[A run of records]
-- -- --
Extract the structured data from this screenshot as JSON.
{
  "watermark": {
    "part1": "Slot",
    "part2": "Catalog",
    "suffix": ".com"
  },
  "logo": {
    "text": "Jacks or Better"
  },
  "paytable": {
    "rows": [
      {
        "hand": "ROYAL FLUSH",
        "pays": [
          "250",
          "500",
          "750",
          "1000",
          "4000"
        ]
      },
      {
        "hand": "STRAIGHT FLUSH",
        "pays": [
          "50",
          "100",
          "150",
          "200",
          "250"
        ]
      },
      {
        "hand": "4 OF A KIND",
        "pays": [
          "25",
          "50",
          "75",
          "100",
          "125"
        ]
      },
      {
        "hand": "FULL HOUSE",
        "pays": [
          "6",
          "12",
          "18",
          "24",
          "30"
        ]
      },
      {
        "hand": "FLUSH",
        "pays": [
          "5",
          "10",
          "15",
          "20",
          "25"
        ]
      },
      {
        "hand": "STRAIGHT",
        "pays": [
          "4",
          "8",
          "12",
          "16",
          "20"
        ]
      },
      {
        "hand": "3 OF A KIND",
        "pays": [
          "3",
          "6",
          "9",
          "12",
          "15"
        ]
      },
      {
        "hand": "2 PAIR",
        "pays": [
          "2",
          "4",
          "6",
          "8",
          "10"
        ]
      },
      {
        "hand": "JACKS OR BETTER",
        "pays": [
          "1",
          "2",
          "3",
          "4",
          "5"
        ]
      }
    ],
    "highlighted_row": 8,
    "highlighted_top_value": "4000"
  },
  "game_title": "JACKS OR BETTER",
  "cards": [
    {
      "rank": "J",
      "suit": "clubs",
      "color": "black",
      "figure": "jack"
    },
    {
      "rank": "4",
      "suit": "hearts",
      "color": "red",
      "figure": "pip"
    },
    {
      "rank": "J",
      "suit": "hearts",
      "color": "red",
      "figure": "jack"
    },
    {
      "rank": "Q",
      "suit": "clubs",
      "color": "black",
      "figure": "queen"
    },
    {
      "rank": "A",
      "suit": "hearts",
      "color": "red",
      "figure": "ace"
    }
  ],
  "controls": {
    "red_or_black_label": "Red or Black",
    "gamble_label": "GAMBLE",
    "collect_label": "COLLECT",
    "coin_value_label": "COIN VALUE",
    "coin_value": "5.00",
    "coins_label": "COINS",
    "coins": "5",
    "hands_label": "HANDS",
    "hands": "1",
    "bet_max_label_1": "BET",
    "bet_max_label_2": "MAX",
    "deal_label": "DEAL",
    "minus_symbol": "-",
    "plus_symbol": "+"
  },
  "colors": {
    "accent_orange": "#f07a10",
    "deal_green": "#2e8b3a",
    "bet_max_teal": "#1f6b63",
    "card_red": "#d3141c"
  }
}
-- -- --
> Required work:
Print back all the lines verbatim.

> Response:
Extract the structured data from this screenshot as JSON.
{
  "watermark": {
    "part1": "Slot",
    "part2": "Catalog",
    "suffix": ".com"
  },
  "logo": {
    "text": "Jacks or Better"
  },
  "paytable": {
    "rows": [
      {
        "hand": "ROYAL FLUSH",
        "pays": [
          "250",
          "500",
          "750",
          "1000",
          "4000"
        ]
      },
      {
        "hand": "STRAIGHT FLUSH",
        "pays": [
          "50",
          "100",
          "150",
          "200",
          "250"
        ]
      },
      {
        "hand": "4 OF A KIND",
        "pays": [
          "25",
          "50",
          "75",
          "100",
          "125"
        ]
      },
      {
        "hand": "FULL HOUSE",
        "pays": [
          "6",
          "12",
          "18",
          "24",
          "30"
        ]
      },
      {
        "hand": "FLUSH",
        "pays": [
          "5",
          "10",
          "15",
          "20",
          "25"
        ]
      },
      {
        "hand": "STRAIGHT",
        "pays": [
          "4",
          "8",
          "12",
          "16",
          "20"
        ]
      },
      {
        "hand": "3 OF A KIND",
        "pays": [
          "3",
          "6",
          "9",
          "12",
          "15"
        ]
      },
      {
        "hand": "2 PAIR",
        "pays": [
          "2",
          "4",
          "6",
          "8",
          "10"
        ]
      },
      {
        "hand": "JACKS OR BETTER",
        "pays": [
          "1",
          "2",
          "3",
          "4",
          "5"
        ]
      }
    ],
    "highlighted_row": 8,
    "highlighted_top_value": "4000"
  },
  "game_title": "JACKS OR BETTER",
  "cards": [
    {
      "rank": "J",
      "suit": "clubs",
      "color": "black",
      "figure": "jack"
    },
    {
      "rank": "4",
      "suit": "hearts",
      "color": "red",
      "figure": "pip"
    },
    {
      "rank": "J",
      "suit": "hearts",
      "color": "red",
      "figure": "jack"
    },
    {
      "rank": "Q",
      "suit": "clubs",
      "color": "black",
      "figure": "queen"
    },
    {
      "rank": "A",
      "suit": "hearts",
      "color": "red",
      "figure": "ace"
    }
  ],
  "controls": {
    "red_or_black_label": "Red or Black",
    "gamble_label": "GAMBLE",
    "collect_label": "COLLECT",
    "coin_value_label": "COIN VALUE",
    "coin_value": "5.00",
    "coins_label": "COINS",
    "coins": "5",
    "hands_label": "HANDS",
    "hands": "1",
    "bet_max_label_1": "BET",
    "bet_max_label_2": "MAX",
    "deal_label": "DEAL",
    "minus_symbol": "-",
    "plus_symbol": "+"
  },
  "colors": {
    "accent_orange": "#f07a10",
    "deal_green": "#2e8b3a",
    "bet_max_teal": "#1f6b63",
    "card_red": "#d3141c"
  }
}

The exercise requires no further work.